▶ [DOCUMENT SECTION]
● ● ●

Review: Mad Max
In keeping with the visual continuity of Mad Max: Fury Road, the second game after the 1990 release on the NES finally landed on consoles and PC. A huge playing area, dusty and rough car chases, a rich customization level for vehicle and the promise of total immersion in a grim universe is what to expect, but is it well made?
The first thing that will strike when you launch Mad Max is the multiple influences that jumps right in your face. Shadow of Mordor, Far Cry 4, Batman Arkham… one thing is sure, Avalanche Studios is not redefining the open world genre, at least not on the surface. The studio (that is known for its Just Cause franchise) honors Miller’s masterpiece, with magnificent panoramas, bluffing sandstorms realism or even in the diversity of stages.
As one would expect, Mad Max revolves mainly around the vehicles you can drive, the Magnum Opus. From the opening cinematic, you are attacked by War Boys who strip you down of your gear, your V8 Interceptor, but at least not without a fight, as you gruesomely chainsaw their leader’s forehead that goes by the name of Scabrous Scrotus (who in the spirit of this year’s movie, is Immortan Joe’s third, psychotic son). Not the kind of person to give up, Max continues on foot searching for his beloved car, and meets a sort of Gollum infused Hunchback of Notre Dame mechanic called Chumbucket. This one peculiar character shows him the way to building the prefect vehicle for Max’s needs, called the Magnum Opus which will almost be the game’s second main character. And thus begins Max’s long journey to find enough upgrades for his newest wheeled stallion, to make the journey to the promised Plains of Silence where he aims to seek refuge and redemption for his sins.
Avalanche Studios is not redefining the open world genre, at least not on the surface
Throughout your adventure, your car will evolve, and you will also have the opportunity to recover other vehicles by the name of Archangels. However, before we get there, you will need several parts that will be accessible only by reducing the threat level of specific territories or by defeating gang leaders. A perfect opportunity to enjoy the artistic direction that is so close to the universe of Mad Max.
In short, everything is related Avalanche Studios’ game is based on scavenging for scrap that will be required to build or purchase equipment for Max and his gasoline stallion. Once enough scrap in your purse, you can then grab improved engines, shields, etc. In total, there’s more than 18 part that can be upgradeable, from side burners, to sniper rifle or even repair speed of Chum.
All this leads to a gaming experience that is revolving around driving, because you will get more overpowered monsters on the road and you will feel forced to attack convoys or defend yourself from a stronger opponents. Moreover, driving, necessarily arcade oriented, is quite pleasant although it will require a period of adaptation depending on the vehicle. Keeping in mind you can steal or hijack a gang top vehicle should give you an incentive to aim for big and dangerous catch, but it’s not worth it on the long run as you can’t upgrade its armament and specific Magnus Opus parts like the nitrous.

● ● ●

▶ [Items from a data source]
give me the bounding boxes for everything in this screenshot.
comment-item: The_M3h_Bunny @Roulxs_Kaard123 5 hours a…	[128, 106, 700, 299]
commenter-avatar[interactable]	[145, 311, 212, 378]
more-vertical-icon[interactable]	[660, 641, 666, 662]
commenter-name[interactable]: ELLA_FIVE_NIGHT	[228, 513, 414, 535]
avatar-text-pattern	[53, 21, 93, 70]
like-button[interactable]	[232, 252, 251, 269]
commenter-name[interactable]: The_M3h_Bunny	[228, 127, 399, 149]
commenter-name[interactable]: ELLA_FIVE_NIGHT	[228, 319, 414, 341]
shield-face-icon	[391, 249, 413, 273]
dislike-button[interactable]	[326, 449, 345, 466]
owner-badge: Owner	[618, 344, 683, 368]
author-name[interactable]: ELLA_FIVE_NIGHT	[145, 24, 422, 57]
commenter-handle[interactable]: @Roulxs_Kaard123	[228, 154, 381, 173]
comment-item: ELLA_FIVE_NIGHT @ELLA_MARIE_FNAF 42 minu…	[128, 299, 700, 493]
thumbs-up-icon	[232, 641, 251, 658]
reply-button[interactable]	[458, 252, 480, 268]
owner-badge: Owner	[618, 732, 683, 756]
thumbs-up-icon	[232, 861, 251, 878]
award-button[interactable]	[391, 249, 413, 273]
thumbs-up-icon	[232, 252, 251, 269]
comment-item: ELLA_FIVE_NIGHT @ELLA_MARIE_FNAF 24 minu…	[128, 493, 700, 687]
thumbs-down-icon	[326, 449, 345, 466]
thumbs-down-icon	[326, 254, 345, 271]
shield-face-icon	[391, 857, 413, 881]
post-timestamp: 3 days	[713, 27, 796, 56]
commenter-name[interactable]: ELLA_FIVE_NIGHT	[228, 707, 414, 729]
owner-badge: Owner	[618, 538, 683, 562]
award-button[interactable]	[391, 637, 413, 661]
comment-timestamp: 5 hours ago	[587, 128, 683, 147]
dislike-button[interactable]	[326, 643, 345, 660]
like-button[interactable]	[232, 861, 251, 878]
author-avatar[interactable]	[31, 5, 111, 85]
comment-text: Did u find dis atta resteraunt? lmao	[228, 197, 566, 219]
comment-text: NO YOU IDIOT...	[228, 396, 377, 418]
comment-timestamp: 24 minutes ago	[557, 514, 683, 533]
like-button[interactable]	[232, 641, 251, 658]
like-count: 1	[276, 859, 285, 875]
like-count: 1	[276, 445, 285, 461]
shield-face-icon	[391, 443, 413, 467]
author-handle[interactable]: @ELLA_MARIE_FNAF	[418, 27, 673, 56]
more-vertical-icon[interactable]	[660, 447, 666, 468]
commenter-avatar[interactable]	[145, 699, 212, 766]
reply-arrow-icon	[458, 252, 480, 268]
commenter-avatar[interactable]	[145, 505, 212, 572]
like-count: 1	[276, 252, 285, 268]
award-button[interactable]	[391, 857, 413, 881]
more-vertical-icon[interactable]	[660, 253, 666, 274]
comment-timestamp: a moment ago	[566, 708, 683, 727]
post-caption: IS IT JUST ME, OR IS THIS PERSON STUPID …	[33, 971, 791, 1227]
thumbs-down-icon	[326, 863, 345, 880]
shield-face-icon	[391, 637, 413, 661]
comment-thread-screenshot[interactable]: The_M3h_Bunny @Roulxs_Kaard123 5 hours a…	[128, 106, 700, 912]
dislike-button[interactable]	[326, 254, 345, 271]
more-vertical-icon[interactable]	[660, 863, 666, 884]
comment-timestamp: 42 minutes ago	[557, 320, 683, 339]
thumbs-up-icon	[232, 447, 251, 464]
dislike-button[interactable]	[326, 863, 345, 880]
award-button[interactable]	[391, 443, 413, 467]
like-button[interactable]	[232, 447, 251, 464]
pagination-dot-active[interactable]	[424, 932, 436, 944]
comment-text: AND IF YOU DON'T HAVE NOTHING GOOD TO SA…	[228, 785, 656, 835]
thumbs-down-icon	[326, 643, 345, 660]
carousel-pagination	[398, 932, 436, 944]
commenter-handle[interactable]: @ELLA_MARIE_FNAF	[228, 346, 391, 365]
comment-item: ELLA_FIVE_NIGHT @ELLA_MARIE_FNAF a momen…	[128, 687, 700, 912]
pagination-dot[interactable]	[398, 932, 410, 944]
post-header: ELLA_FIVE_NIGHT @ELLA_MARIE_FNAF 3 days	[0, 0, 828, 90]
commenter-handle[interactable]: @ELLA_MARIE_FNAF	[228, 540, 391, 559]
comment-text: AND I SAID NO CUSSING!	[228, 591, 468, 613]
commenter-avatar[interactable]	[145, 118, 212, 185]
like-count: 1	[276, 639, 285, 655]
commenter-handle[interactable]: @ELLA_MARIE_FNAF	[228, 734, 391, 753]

● ● ●

▶ [WRITTEN PROBLEM A] Rewrite the section of the Mad Max review starting at "All this leads" and ending at "like the nitrous.", putting "caravans" in place of "convoys".
▶ [WRITTEN PROBLEM B] Which other games does the Mad Max review name as influences on Mad Max?

▶ [RESULT A]
All this leads to a gaming experience that is revolving around driving, because you will get more overpowered monsters on the road and you will feel forced to attack caravans or defend yourself from a stronger opponents. Moreover, driving, necessarily arcade oriented, is quite pleasant although it will require a period of adaptation depending on the vehicle. Keeping in mind you can steal or hijack a gang top vehicle should give you an incentive to aim for big and dangerous catch, but it’s not worth it on the long run as you can’t upgrade its armament and specific Magnus Opus parts like the nitrous.

▶ [RESULT B]
Shadow of Mordor
Far Cry 4
Batman Arkham